* BEGIN Record excerpts *
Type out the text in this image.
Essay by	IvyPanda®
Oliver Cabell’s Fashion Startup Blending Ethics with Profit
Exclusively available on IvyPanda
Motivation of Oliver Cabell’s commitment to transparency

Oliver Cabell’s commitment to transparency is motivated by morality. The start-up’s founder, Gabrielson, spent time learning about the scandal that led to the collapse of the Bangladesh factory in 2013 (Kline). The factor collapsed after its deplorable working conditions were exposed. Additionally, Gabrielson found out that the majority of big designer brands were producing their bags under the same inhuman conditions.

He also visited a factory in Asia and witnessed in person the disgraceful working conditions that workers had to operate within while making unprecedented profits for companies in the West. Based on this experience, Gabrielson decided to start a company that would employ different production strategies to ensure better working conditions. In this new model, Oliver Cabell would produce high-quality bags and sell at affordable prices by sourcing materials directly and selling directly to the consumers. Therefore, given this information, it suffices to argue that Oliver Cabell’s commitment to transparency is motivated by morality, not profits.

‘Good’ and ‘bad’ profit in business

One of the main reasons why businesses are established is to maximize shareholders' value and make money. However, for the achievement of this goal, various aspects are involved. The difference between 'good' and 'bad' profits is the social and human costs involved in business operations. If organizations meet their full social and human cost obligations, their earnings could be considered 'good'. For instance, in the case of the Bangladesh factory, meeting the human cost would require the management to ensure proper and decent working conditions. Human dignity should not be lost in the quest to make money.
* END Record excerpts *
* BEGIN Record excerpts *
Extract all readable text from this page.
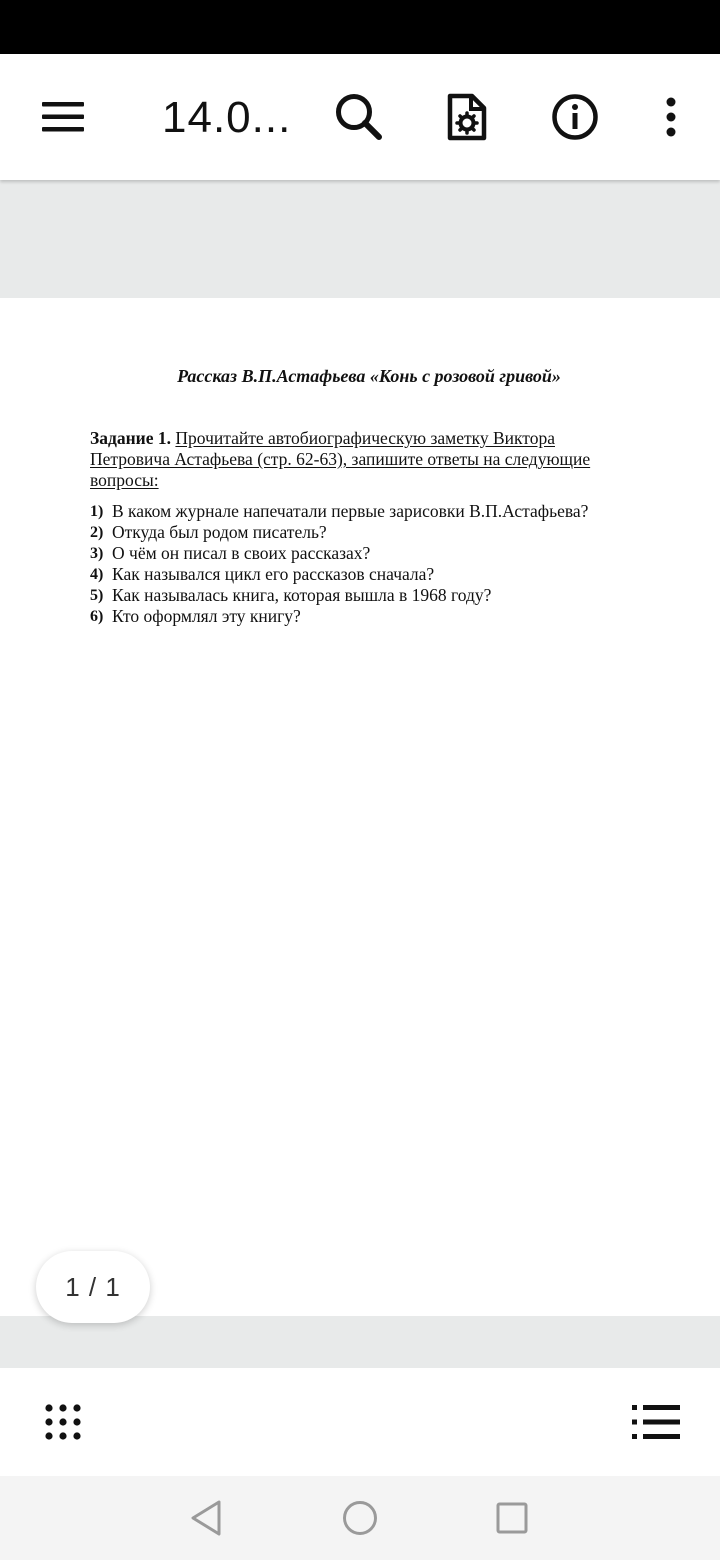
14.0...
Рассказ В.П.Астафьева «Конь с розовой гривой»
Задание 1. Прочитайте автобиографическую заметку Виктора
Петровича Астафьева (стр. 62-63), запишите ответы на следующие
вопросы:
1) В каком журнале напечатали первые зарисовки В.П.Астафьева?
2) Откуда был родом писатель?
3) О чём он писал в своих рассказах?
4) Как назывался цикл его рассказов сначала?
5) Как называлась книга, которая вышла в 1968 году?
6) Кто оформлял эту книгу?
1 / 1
* END Record excerpts *
Search the listing for the string "text". Copy each line where it turns up.

Answer to the problem -
Type out the text in this image.
Extract all readable text from this page.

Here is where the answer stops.